*The problem*: Give the number of lines that contain the string "variables", and nothing else.

[Stored entries]
-*-

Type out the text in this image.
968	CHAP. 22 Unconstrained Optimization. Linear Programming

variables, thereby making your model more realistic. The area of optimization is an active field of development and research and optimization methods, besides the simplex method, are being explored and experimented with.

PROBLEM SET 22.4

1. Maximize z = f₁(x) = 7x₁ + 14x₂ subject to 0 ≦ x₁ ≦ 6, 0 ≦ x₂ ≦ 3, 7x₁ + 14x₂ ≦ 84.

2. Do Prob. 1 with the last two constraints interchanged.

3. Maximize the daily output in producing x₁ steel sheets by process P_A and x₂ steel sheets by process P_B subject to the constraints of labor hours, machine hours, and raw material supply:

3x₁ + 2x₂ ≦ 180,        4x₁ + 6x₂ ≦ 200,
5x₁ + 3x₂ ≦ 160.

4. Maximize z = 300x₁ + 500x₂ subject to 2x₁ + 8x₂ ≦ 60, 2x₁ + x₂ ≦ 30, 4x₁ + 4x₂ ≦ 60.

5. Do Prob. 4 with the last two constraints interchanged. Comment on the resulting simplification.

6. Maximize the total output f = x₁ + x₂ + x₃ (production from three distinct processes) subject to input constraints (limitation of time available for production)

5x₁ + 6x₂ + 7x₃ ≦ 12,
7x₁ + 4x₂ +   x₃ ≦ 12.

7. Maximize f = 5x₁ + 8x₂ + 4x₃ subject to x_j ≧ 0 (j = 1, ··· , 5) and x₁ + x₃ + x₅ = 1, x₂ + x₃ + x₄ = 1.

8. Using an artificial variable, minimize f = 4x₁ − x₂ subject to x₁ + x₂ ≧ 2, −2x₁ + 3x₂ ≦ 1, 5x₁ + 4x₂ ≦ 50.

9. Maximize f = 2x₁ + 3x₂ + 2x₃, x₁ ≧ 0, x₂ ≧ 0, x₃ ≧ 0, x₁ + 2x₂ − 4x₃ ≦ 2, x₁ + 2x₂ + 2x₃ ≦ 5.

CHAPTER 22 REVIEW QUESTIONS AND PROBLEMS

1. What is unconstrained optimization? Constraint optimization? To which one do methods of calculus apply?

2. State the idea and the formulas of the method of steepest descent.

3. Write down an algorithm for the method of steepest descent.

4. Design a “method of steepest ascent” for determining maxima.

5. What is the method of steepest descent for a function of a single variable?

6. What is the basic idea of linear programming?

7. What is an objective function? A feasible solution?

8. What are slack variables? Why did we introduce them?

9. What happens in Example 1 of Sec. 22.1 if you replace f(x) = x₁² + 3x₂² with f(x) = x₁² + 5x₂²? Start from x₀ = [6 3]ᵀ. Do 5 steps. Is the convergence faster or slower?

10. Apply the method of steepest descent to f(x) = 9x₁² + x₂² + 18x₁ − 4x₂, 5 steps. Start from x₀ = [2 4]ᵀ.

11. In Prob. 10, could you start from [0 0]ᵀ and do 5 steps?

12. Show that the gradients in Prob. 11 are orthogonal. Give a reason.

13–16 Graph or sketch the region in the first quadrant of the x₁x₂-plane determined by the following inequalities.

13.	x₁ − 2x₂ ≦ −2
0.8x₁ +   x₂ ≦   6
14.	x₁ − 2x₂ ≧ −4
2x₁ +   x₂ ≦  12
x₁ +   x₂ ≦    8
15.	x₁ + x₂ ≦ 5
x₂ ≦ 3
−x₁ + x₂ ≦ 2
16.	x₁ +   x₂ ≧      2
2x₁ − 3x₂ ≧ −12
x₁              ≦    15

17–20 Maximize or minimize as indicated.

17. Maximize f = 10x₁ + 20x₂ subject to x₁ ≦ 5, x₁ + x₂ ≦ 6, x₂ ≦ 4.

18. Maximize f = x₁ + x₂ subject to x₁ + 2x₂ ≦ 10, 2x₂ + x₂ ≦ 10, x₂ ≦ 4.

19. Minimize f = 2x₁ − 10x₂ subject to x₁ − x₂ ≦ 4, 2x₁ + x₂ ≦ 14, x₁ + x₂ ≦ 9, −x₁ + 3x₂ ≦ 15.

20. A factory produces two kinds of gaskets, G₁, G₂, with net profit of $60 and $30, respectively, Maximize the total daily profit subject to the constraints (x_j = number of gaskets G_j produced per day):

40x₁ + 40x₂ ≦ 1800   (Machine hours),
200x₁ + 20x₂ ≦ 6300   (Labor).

-*-

*Result of this task*: 2